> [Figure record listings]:
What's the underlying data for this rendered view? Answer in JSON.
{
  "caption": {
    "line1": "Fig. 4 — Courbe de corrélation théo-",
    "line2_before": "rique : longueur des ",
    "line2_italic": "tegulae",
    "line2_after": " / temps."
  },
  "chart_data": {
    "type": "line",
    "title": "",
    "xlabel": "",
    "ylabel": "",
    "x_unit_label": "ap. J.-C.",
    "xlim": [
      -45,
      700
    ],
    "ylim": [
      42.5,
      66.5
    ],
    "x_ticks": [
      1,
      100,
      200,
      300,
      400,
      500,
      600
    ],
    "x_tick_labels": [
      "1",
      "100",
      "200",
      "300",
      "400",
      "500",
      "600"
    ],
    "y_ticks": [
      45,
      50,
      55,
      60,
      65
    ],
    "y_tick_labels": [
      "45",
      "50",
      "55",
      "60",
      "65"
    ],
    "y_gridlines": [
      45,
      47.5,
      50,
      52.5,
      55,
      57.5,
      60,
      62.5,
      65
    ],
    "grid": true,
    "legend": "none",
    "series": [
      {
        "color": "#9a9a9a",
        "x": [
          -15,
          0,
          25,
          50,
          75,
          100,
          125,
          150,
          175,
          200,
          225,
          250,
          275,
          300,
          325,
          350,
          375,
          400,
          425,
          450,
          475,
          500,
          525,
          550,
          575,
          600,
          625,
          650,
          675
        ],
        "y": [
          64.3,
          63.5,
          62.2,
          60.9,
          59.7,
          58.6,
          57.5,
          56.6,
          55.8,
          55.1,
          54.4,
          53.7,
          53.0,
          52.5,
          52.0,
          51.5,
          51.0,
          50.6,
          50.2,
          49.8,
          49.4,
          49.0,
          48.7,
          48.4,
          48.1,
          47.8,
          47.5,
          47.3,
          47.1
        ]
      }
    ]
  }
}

> [Set exercise]: Extract all of the data shown above and repeat it verbatim.

> [Problem solution]:
What's the underlying data for this rendered view? Answer in JSON.
{
  "caption": {
    "line1": "Fig. 4 — Courbe de corrélation théo-",
    "line2_before": "rique : longueur des ",
    "line2_italic": "tegulae",
    "line2_after": " / temps."
  },
  "chart_data": {
    "type": "line",
    "title": "",
    "xlabel": "",
    "ylabel": "",
    "x_unit_label": "ap. J.-C.",
    "xlim": [
      -45,
      700
    ],
    "ylim": [
      42.5,
      66.5
    ],
    "x_ticks": [
      1,
      100,
      200,
      300,
      400,
      500,
      600
    ],
    "x_tick_labels": [
      "1",
      "100",
      "200",
      "300",
      "400",
      "500",
      "600"
    ],
    "y_ticks": [
      45,
      50,
      55,
      60,
      65
    ],
    "y_tick_labels": [
      "45",
      "50",
      "55",
      "60",
      "65"
    ],
    "y_gridlines": [
      45,
      47.5,
      50,
      52.5,
      55,
      57.5,
      60,
      62.5,
      65
    ],
    "grid": true,
    "legend": "none",
    "series": [
      {
        "color": "#9a9a9a",
        "x": [
          -15,
          0,
          25,
          50,
          75,
          100,
          125,
          150,
          175,
          200,
          225,
          250,
          275,
          300,
          325,
          350,
          375,
          400,
          425,
          450,
          475,
          500,
          525,
          550,
          575,
          600,
          625,
          650,
          675
        ],
        "y": [
          64.3,
          63.5,
          62.2,
          60.9,
          59.7,
          58.6,
          57.5,
          56.6,
          55.8,
          55.1,
          54.4,
          53.7,
          53.0,
          52.5,
          52.0,
          51.5,
          51.0,
          50.6,
          50.2,
          49.8,
          49.4,
          49.0,
          48.7,
          48.4,
          48.1,
          47.8,
          47.5,
          47.3,
          47.1
        ]
      }
    ]
  }
}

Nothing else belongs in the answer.